» **Task objective**
Repeat the part of the restaurant review between "Every meal tends" and "the ultimate sin.", inclusive, word for word.

Every meal tends to leave the same impression. Is the seared tilapia sandwich ($9) with Edam cheese and a fines herbes citrus mayo that bad? No, but a friend described it as “Holiday Inn-esque.” Is the Chicken Forestiere ($12), a breast sautéed in mushrooms, shallots, garlic, herbs and white wine so terrible? No, but it felt like the main dish at a low-end retirement dinner for someone. We expected more since Chef Bruce Calder has been doing high-end catering and country club kitchens (most recently Cheyenne Mountain Conference Resort) for most of his career.

Is the desert, excuse me, the “encore,” of raspberry Grand Marnier white chocolate bread pudding ($6) so bad? Yes. It looks gorgeous piled in a tall martini glass, but the red drizzle tastes like fake fruit flavor and the whipped cream is canned — the ultimate sin.

The dish tells you everything you need to know about Café 36. It’s all description and presentation and no love for real ingredients.

The service is also clunky. Everytime I’ve gone, the servers have forgotten to bring part of the meal, and they have a distracting habit, when clearing tables, of chucking left-over water over the balcony.

» **Raw records**
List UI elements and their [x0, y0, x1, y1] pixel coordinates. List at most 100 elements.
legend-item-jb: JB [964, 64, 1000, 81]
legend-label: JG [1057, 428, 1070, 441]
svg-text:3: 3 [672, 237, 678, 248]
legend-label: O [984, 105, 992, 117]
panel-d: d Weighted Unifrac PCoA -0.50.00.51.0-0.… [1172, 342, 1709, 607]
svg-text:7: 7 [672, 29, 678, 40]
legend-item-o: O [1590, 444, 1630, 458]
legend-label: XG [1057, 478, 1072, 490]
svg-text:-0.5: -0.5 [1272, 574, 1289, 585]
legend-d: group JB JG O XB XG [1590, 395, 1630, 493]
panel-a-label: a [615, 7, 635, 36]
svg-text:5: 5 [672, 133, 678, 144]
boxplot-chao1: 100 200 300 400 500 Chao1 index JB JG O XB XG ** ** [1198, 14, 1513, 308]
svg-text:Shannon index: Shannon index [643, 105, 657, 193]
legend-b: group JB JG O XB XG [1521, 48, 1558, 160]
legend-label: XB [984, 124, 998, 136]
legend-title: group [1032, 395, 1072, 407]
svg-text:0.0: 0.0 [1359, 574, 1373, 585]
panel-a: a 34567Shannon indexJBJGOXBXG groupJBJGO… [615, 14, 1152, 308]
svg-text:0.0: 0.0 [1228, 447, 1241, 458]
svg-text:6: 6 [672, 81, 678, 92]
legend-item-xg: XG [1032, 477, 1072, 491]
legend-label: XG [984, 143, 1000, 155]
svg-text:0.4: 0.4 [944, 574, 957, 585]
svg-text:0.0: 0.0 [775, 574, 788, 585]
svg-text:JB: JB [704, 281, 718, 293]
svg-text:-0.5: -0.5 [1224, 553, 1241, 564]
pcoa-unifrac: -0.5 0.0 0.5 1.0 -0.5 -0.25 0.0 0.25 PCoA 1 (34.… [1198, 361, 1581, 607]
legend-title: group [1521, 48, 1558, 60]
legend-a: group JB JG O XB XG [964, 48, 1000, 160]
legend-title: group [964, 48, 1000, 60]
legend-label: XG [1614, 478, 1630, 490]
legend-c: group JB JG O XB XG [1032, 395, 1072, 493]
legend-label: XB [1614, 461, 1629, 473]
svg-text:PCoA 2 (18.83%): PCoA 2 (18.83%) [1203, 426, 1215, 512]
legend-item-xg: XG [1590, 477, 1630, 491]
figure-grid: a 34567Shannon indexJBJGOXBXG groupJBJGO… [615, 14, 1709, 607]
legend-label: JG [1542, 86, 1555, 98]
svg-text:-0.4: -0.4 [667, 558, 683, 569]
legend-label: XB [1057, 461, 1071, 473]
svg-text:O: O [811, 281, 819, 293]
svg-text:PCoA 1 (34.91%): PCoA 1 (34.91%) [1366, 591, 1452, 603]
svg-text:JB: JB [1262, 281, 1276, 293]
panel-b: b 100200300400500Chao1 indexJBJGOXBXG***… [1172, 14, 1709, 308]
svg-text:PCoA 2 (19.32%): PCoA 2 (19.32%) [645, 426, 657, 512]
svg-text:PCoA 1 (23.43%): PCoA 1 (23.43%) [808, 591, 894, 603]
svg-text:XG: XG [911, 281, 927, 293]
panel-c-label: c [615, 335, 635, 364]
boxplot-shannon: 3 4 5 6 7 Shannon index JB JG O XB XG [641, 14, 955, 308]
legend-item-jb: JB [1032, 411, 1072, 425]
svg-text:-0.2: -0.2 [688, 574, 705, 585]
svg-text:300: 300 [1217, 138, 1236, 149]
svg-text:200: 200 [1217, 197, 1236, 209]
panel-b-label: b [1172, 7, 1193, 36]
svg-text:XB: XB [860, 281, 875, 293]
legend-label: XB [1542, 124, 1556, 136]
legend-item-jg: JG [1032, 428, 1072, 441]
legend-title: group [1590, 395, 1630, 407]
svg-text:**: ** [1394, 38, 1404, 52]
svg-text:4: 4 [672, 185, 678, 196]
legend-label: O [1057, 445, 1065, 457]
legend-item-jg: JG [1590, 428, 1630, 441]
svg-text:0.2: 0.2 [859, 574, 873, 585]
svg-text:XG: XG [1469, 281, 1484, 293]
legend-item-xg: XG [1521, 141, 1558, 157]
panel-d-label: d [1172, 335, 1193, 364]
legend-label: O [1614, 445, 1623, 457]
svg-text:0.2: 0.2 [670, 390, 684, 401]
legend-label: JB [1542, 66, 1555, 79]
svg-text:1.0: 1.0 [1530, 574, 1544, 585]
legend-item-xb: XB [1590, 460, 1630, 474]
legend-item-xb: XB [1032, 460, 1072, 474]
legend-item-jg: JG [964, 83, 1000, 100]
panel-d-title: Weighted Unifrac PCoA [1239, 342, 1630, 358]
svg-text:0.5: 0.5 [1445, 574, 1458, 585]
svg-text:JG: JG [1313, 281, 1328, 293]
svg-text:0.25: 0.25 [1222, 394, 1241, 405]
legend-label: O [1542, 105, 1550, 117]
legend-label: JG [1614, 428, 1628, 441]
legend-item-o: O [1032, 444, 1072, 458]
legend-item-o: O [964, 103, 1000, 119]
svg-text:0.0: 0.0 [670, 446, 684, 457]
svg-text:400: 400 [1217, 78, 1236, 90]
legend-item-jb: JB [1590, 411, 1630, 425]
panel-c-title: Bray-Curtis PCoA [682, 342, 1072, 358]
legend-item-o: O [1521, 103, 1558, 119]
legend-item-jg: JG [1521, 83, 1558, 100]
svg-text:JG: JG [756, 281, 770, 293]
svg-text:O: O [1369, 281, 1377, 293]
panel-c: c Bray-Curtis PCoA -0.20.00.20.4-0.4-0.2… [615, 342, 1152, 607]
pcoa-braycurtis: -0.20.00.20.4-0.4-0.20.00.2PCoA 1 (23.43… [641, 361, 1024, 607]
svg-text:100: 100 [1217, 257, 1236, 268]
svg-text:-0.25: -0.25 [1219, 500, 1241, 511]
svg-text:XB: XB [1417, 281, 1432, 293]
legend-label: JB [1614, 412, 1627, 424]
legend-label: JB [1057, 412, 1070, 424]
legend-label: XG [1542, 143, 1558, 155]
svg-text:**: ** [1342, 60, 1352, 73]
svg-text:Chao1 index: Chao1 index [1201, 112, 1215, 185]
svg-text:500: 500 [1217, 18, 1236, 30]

» **Result**
Every meal tends to leave the same impression. Is the seared tilapia sandwich ($9) with Edam cheese and a fines herbes citrus mayo that bad? No, but a friend described it as “Holiday Inn-esque.” Is the Chicken Forestiere ($12), a breast sautéed in mushrooms, shallots, garlic, herbs and white wine so terrible? No, but it felt like the main dish at a low-end retirement dinner for someone. We expected more since Chef Bruce Calder has been doing high-end catering and country club kitchens (most recently Cheyenne Mountain Conference Resort) for most of his career.

Is the desert, excuse me, the “encore,” of raspberry Grand Marnier white chocolate bread pudding ($6) so bad? Yes. It looks gorgeous piled in a tall martini glass, but the red drizzle tastes like fake fruit flavor and the whipped cream is canned — the ultimate sin.